+++ EXCERPTED DATA +++

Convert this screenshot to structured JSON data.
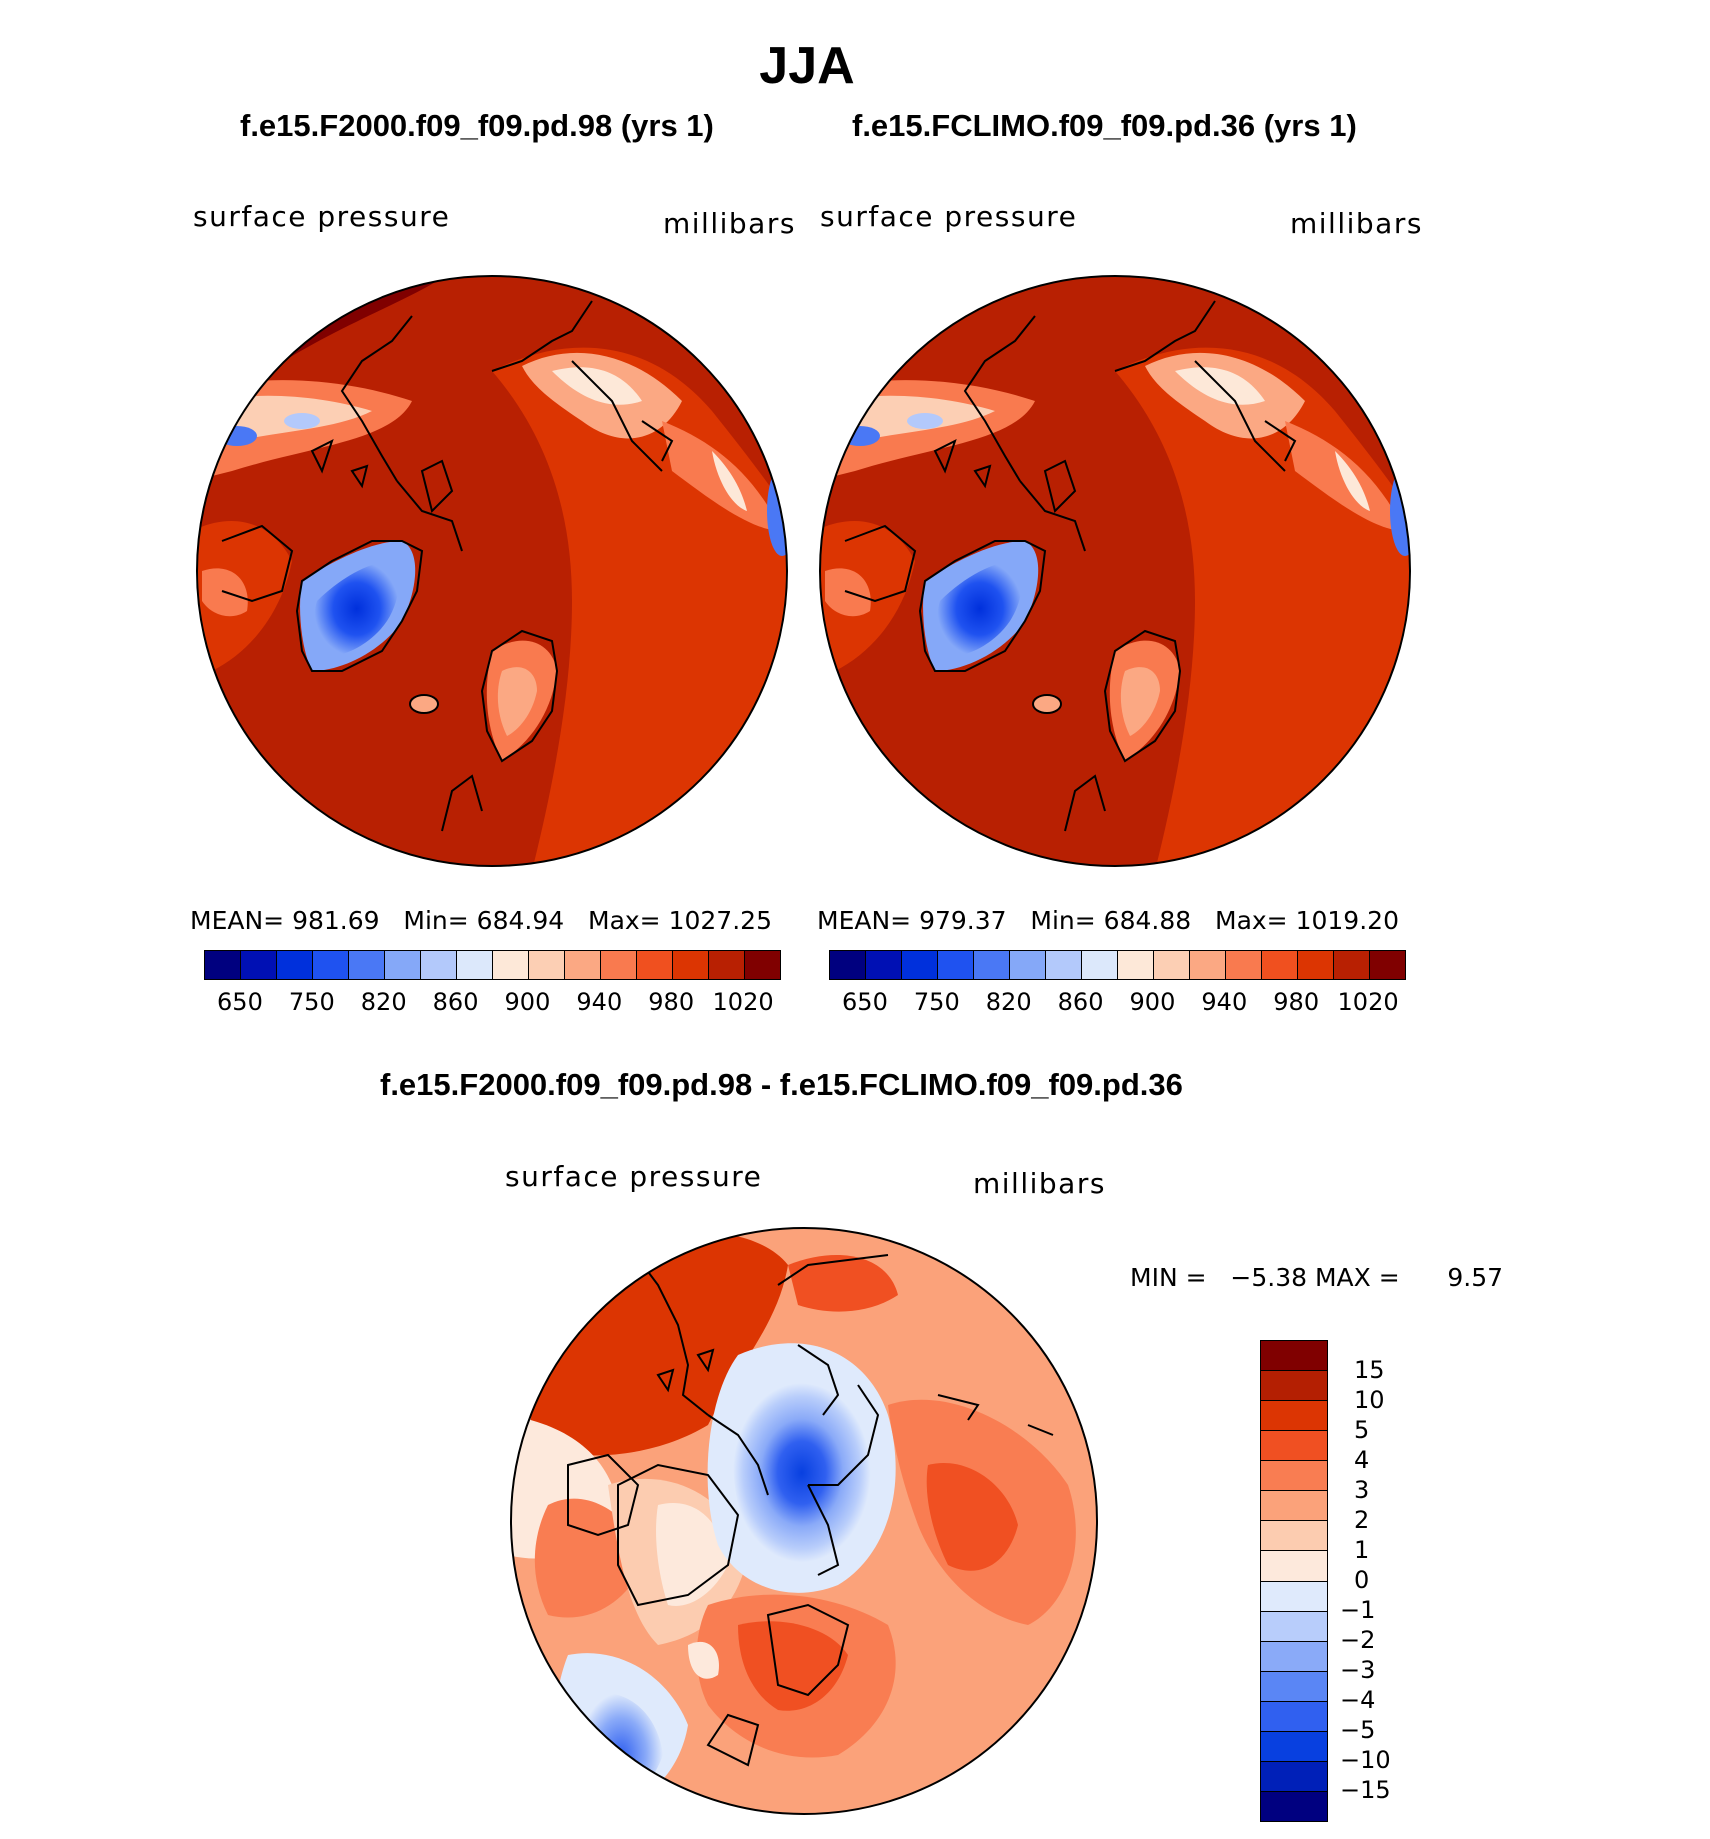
{
  "page": {
    "title": "JJA",
    "difference_title": "f.e15.F2000.f09_f09.pd.98 - f.e15.FCLIMO.f09_f09.pd.36"
  },
  "panels": [
    {
      "title": "f.e15.F2000.f09_f09.pd.98 (yrs 1)",
      "variable": "surface pressure",
      "units": "millibars",
      "mean_label": "MEAN=",
      "mean": "981.69",
      "min_label": "Min=",
      "min": "684.94",
      "max_label": "Max=",
      "max": "1027.25",
      "colorbar_ticks": [
        "650",
        "750",
        "820",
        "860",
        "900",
        "940",
        "980",
        "1020"
      ]
    },
    {
      "title": "f.e15.FCLIMO.f09_f09.pd.36 (yrs 1)",
      "variable": "surface pressure",
      "units": "millibars",
      "mean_label": "MEAN=",
      "mean": "979.37",
      "min_label": "Min=",
      "min": "684.88",
      "max_label": "Max=",
      "max": "1019.20",
      "colorbar_ticks": [
        "650",
        "750",
        "820",
        "860",
        "900",
        "940",
        "980",
        "1020"
      ]
    }
  ],
  "difference": {
    "variable": "surface pressure",
    "units": "millibars",
    "min_label": "MIN =",
    "min": "−5.38",
    "max_label": "MAX =",
    "max": "9.57",
    "colorbar_ticks": [
      "−15",
      "−10",
      "−5",
      "−4",
      "−3",
      "−2",
      "−1",
      "0",
      "1",
      "2",
      "3",
      "4",
      "5",
      "10",
      "15"
    ]
  },
  "colors": {
    "abs_scale": [
      "#00007f",
      "#0010b4",
      "#0030dc",
      "#1f52f0",
      "#4a78f5",
      "#85a8f8",
      "#b3c9fb",
      "#dce8fb",
      "#fde8d8",
      "#fccfb4",
      "#fba883",
      "#f97a4f",
      "#f0501f",
      "#dc3502",
      "#b82002",
      "#800000"
    ],
    "diff_scale": [
      "#000080",
      "#0020b8",
      "#0840e0",
      "#3060f0",
      "#5a86f5",
      "#8aaaf8",
      "#b8cdfb",
      "#dfeafc",
      "#fde9dc",
      "#fcccb0",
      "#fba27a",
      "#f97d52",
      "#f05022",
      "#dc3503",
      "#b41f02",
      "#800000"
    ]
  }
}
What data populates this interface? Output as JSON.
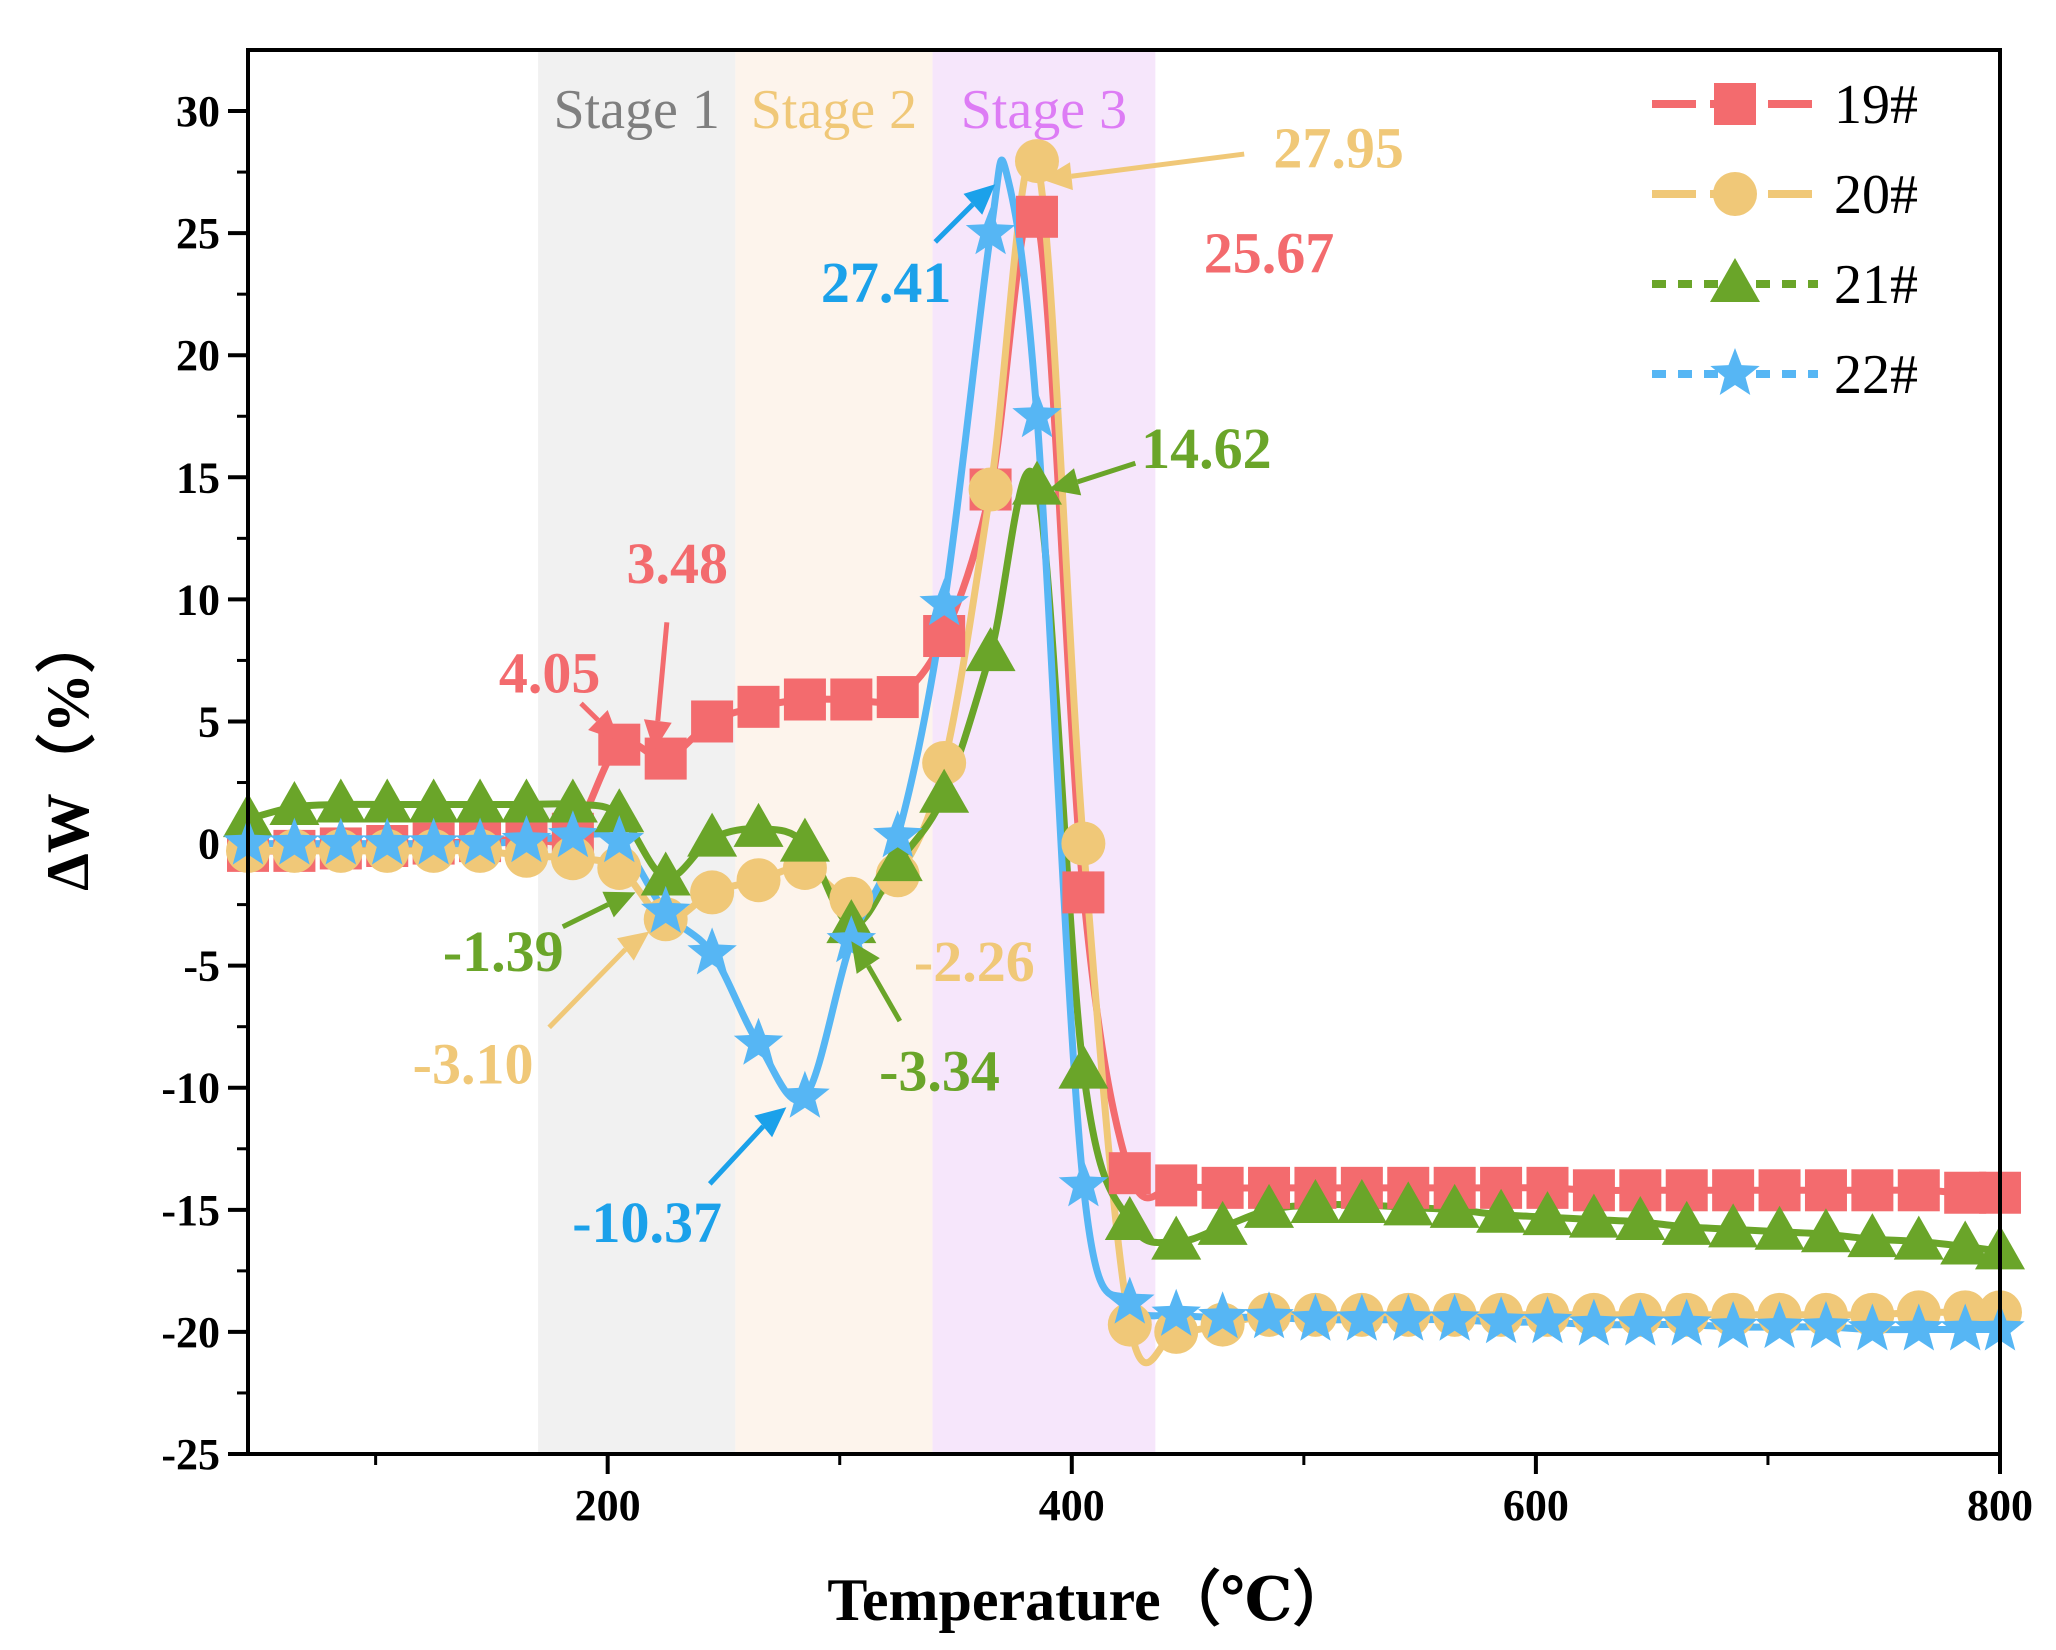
{
  "chart_data": {
    "type": "line",
    "xlabel": "Temperature（℃）",
    "ylabel": "ΔW（%）",
    "xlim": [
      45,
      800
    ],
    "ylim": [
      -25,
      32.5
    ],
    "xticks": [
      200,
      400,
      600,
      800
    ],
    "yticks": [
      -25,
      -20,
      -15,
      -10,
      -5,
      0,
      5,
      10,
      15,
      20,
      25,
      30
    ],
    "x": [
      45,
      65,
      85,
      105,
      125,
      145,
      165,
      185,
      205,
      225,
      245,
      265,
      285,
      305,
      325,
      345,
      365,
      385,
      405,
      425,
      445,
      465,
      485,
      505,
      525,
      545,
      565,
      585,
      605,
      625,
      645,
      665,
      685,
      705,
      725,
      745,
      765,
      785,
      800
    ],
    "stages": [
      {
        "label": "Stage 1",
        "x0": 170,
        "x1": 255,
        "color": "#f1f1f1",
        "text_color": "#7f7f7f"
      },
      {
        "label": "Stage 2",
        "x0": 255,
        "x1": 340,
        "color": "#fdf4ec",
        "text_color": "#f0c878"
      },
      {
        "label": "Stage 3",
        "x0": 340,
        "x1": 436,
        "color": "#f6e6fb",
        "text_color": "#dd7cf5"
      }
    ],
    "series": [
      {
        "name": "19#",
        "color": "#f36b6e",
        "marker": "square",
        "dash": "solid",
        "values": [
          -0.3,
          -0.3,
          -0.2,
          -0.1,
          0,
          0.1,
          0.2,
          0.4,
          4.05,
          3.48,
          5.0,
          5.6,
          5.9,
          5.9,
          6.0,
          8.5,
          14.5,
          25.67,
          -2.0,
          -13.5,
          -14.0,
          -14.1,
          -14.1,
          -14.1,
          -14.1,
          -14.1,
          -14.1,
          -14.1,
          -14.1,
          -14.2,
          -14.2,
          -14.2,
          -14.2,
          -14.2,
          -14.2,
          -14.2,
          -14.2,
          -14.3,
          -14.3
        ]
      },
      {
        "name": "20#",
        "color": "#f0c878",
        "marker": "circle",
        "dash": "solid",
        "values": [
          -0.3,
          -0.3,
          -0.3,
          -0.3,
          -0.3,
          -0.3,
          -0.5,
          -0.6,
          -1.0,
          -3.1,
          -2.0,
          -1.5,
          -1.0,
          -2.26,
          -1.3,
          3.3,
          14.5,
          27.95,
          0.0,
          -19.7,
          -20.0,
          -19.7,
          -19.3,
          -19.3,
          -19.3,
          -19.3,
          -19.3,
          -19.3,
          -19.3,
          -19.3,
          -19.3,
          -19.3,
          -19.3,
          -19.3,
          -19.3,
          -19.3,
          -19.2,
          -19.2,
          -19.2
        ]
      },
      {
        "name": "21#",
        "color": "#6aa529",
        "marker": "triangle",
        "dash": "dotted",
        "values": [
          1.0,
          1.5,
          1.6,
          1.6,
          1.6,
          1.6,
          1.6,
          1.6,
          1.2,
          -1.39,
          0.2,
          0.6,
          0.0,
          -3.34,
          -0.8,
          2.0,
          7.8,
          14.62,
          -9.3,
          -15.5,
          -16.3,
          -15.7,
          -15.0,
          -14.8,
          -14.8,
          -14.9,
          -15.0,
          -15.2,
          -15.3,
          -15.4,
          -15.5,
          -15.7,
          -15.8,
          -15.9,
          -16.0,
          -16.2,
          -16.3,
          -16.5,
          -16.7
        ]
      },
      {
        "name": "22#",
        "color": "#56b6f4",
        "marker": "star",
        "dash": "dotted",
        "values": [
          0.0,
          0.0,
          0.0,
          0.0,
          0.0,
          0.0,
          0.1,
          0.3,
          0.1,
          -2.8,
          -4.5,
          -8.2,
          -10.37,
          -4.0,
          0.3,
          9.8,
          25.0,
          17.5,
          -14.0,
          -18.8,
          -19.3,
          -19.4,
          -19.4,
          -19.5,
          -19.5,
          -19.5,
          -19.5,
          -19.6,
          -19.6,
          -19.7,
          -19.7,
          -19.7,
          -19.8,
          -19.8,
          -19.8,
          -19.9,
          -19.9,
          -19.9,
          -19.9
        ]
      }
    ],
    "smooth_peak": {
      "series": "22#",
      "x": 372,
      "y": 27.41
    },
    "annotations": [
      {
        "text": "27.95",
        "color": "#f0c878",
        "x": 515,
        "y": 28.5,
        "tx": 387,
        "ty": 27.2
      },
      {
        "text": "25.67",
        "color": "#f36b6e",
        "x": 485,
        "y": 24.2,
        "tx": null,
        "ty": null
      },
      {
        "text": "27.41",
        "color": "#1ba1ea",
        "x": 320,
        "y": 23.0,
        "tx": 367,
        "ty": 27.0
      },
      {
        "text": "14.62",
        "color": "#6aa529",
        "x": 458,
        "y": 16.2,
        "tx": 390,
        "ty": 14.5
      },
      {
        "text": "3.48",
        "color": "#f36b6e",
        "x": 230,
        "y": 11.5,
        "tx": 220,
        "ty": 3.8
      },
      {
        "text": "4.05",
        "color": "#f36b6e",
        "x": 175,
        "y": 7.0,
        "tx": 205,
        "ty": 4.2
      },
      {
        "text": "-1.39",
        "color": "#6aa529",
        "x": 155,
        "y": -4.4,
        "tx": 212,
        "ty": -2.0
      },
      {
        "text": "-2.26",
        "color": "#f0c878",
        "x": 358,
        "y": -4.8,
        "tx": null,
        "ty": null
      },
      {
        "text": "-3.10",
        "color": "#f0c878",
        "x": 142,
        "y": -9.0,
        "tx": 218,
        "ty": -3.6
      },
      {
        "text": "-3.34",
        "color": "#6aa529",
        "x": 343,
        "y": -9.3,
        "tx": 305,
        "ty": -4.0
      },
      {
        "text": "-10.37",
        "color": "#1ba1ea",
        "x": 217,
        "y": -15.5,
        "tx": 277,
        "ty": -10.8
      }
    ],
    "legend": {
      "position": "top-right"
    }
  }
}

+++

■ DIRECTION
Return each line where "FCLIMO" shows up.

■ FINAL RESULT
    "difference_title": "f.e15.F2000.f09_f09.pd.98 - f.e15.FCLIMO.f09_f09.pd.36"
      "title": "f.e15.FCLIMO.f09_f09.pd.36 (yrs 1)",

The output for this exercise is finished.